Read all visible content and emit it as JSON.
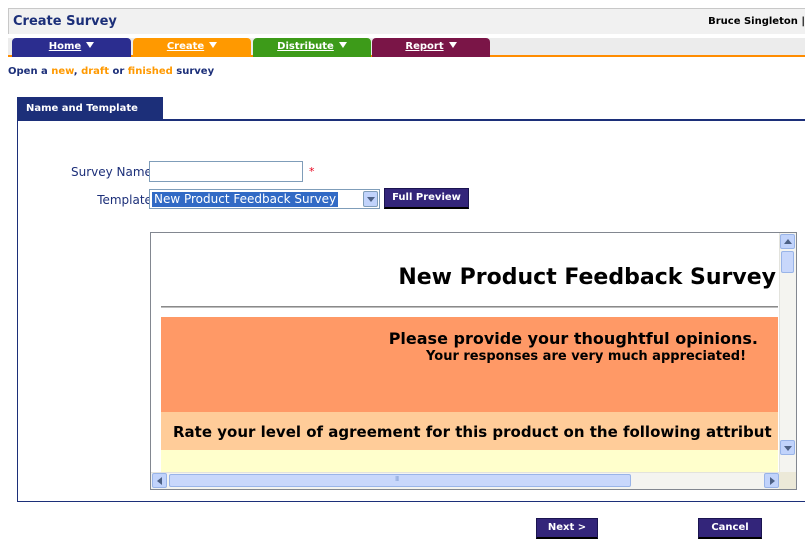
{
  "app": {
    "title": "Create Survey",
    "user": "Bruce Singleton |"
  },
  "nav": {
    "tabs": [
      {
        "label": "Home",
        "color": "#2b2d8f"
      },
      {
        "label": "Create",
        "color": "#ff9900"
      },
      {
        "label": "Distribute",
        "color": "#3d9b19"
      },
      {
        "label": "Report",
        "color": "#7a1547"
      }
    ]
  },
  "subnav": {
    "prefix": "Open a ",
    "new": "new",
    "comma": ", ",
    "draft": "draft",
    "or": " or ",
    "finished": "finished",
    "suffix": " survey"
  },
  "panel": {
    "tab_label": "Name and Template"
  },
  "form": {
    "survey_name_label": "Survey Name:",
    "survey_name_value": "",
    "required_mark": "*",
    "template_label": "Template:",
    "template_value": "New Product Feedback Survey",
    "full_preview_label": "Full Preview"
  },
  "preview": {
    "title": "New Product Feedback Survey",
    "message_line1": "Please provide your thoughtful opinions.",
    "message_line2": "Your responses are very much appreciated!",
    "question": "Rate your level of agreement for this product on the following attribut"
  },
  "footer": {
    "next_label": "Next >",
    "cancel_label": "Cancel"
  },
  "colors": {
    "brand_navy": "#1c2f79",
    "accent_orange": "#ff9900",
    "button_purple": "#33257a"
  }
}
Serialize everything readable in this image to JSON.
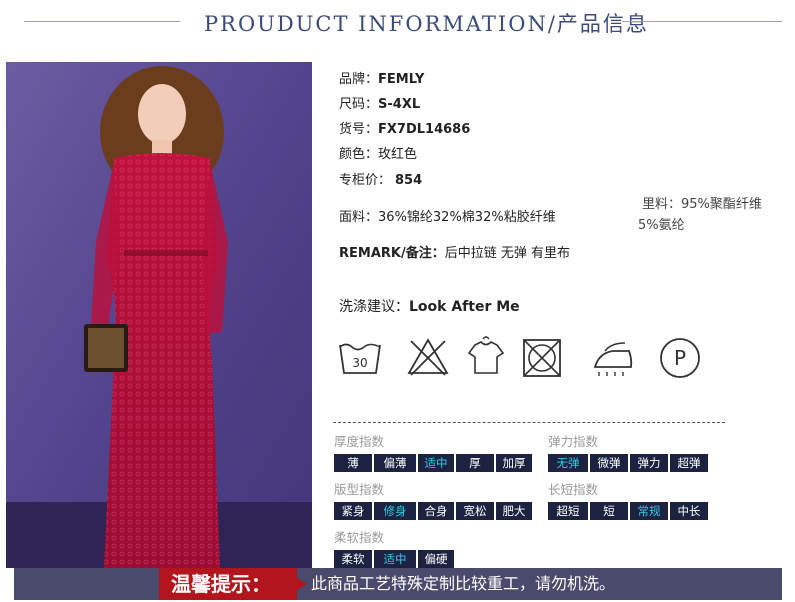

::::

Task statement -
Reproduce the material above verbatim; omit every picture.

Answer to this exercise -
Read all visible content and emit it as JSON.
{
  "app": {
    "title": "Create Survey",
    "user": "Bruce Singleton |"
  },
  "nav": {
    "tabs": [
      {
        "label": "Home",
        "color": "#2b2d8f"
      },
      {
        "label": "Create",
        "color": "#ff9900"
      },
      {
        "label": "Distribute",
        "color": "#3d9b19"
      },
      {
        "label": "Report",
        "color": "#7a1547"
      }
    ]
  },
  "subnav": {
    "prefix": "Open a ",
    "new": "new",
    "comma": ", ",
    "draft": "draft",
    "or": " or ",
    "finished": "finished",
    "suffix": " survey"
  },
  "panel": {
    "tab_label": "Name and Template"
  },
  "form": {
    "survey_name_label": "Survey Name:",
    "survey_name_value": "",
    "required_mark": "*",
    "template_label": "Template:",
    "template_value": "New Product Feedback Survey",
    "full_preview_label": "Full Preview"
  },
  "preview": {
    "title": "New Product Feedback Survey",
    "message_line1": "Please provide your thoughtful opinions.",
    "message_line2": "Your responses are very much appreciated!",
    "question": "Rate your level of agreement for this product on the following attribut"
  },
  "footer": {
    "next_label": "Next >",
    "cancel_label": "Cancel"
  },
  "colors": {
    "brand_navy": "#1c2f79",
    "accent_orange": "#ff9900",
    "button_purple": "#33257a"
  }
}
Serialize everything readable in this image to JSON.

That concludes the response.